--- BEGIN RECORD LIST ---
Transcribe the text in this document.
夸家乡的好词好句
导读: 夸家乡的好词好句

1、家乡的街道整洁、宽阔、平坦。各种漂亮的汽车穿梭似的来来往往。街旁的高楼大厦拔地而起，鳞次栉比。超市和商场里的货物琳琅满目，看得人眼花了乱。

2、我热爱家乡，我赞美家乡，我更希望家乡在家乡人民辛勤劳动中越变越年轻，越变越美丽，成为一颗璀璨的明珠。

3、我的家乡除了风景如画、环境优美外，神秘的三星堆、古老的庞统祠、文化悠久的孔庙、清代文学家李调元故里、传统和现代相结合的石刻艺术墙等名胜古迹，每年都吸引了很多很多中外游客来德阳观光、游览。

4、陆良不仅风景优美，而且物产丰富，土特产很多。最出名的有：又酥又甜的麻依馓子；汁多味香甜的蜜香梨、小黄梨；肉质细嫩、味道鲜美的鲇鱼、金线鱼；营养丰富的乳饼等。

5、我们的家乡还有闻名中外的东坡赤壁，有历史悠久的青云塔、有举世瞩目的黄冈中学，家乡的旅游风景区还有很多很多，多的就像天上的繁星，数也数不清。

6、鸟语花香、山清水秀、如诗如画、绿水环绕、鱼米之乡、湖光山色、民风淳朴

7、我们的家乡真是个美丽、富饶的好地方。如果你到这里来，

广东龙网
--- END RECORD LIST ---
[WHAT IS BEING ASKED]:
Produce a verbatim transcription of the entries above.

[REPLY]:
Transcribe the text in this document.
夸家乡的好词好句
导读: 夸家乡的好词好句

1、家乡的街道整洁、宽阔、平坦。各种漂亮的汽车穿梭似的来来往往。街旁的高楼大厦拔地而起，鳞次栉比。超市和商场里的货物琳琅满目，看得人眼花了乱。

2、我热爱家乡，我赞美家乡，我更希望家乡在家乡人民辛勤劳动中越变越年轻，越变越美丽，成为一颗璀璨的明珠。

3、我的家乡除了风景如画、环境优美外，神秘的三星堆、古老的庞统祠、文化悠久的孔庙、清代文学家李调元故里、传统和现代相结合的石刻艺术墙等名胜古迹，每年都吸引了很多很多中外游客来德阳观光、游览。

4、陆良不仅风景优美，而且物产丰富，土特产很多。最出名的有：又酥又甜的麻依馓子；汁多味香甜的蜜香梨、小黄梨；肉质细嫩、味道鲜美的鲇鱼、金线鱼；营养丰富的乳饼等。

5、我们的家乡还有闻名中外的东坡赤壁，有历史悠久的青云塔、有举世瞩目的黄冈中学，家乡的旅游风景区还有很多很多，多的就像天上的繁星，数也数不清。

6、鸟语花香、山清水秀、如诗如画、绿水环绕、鱼米之乡、湖光山色、民风淳朴

7、我们的家乡真是个美丽、富饶的好地方。如果你到这里来，

广东龙网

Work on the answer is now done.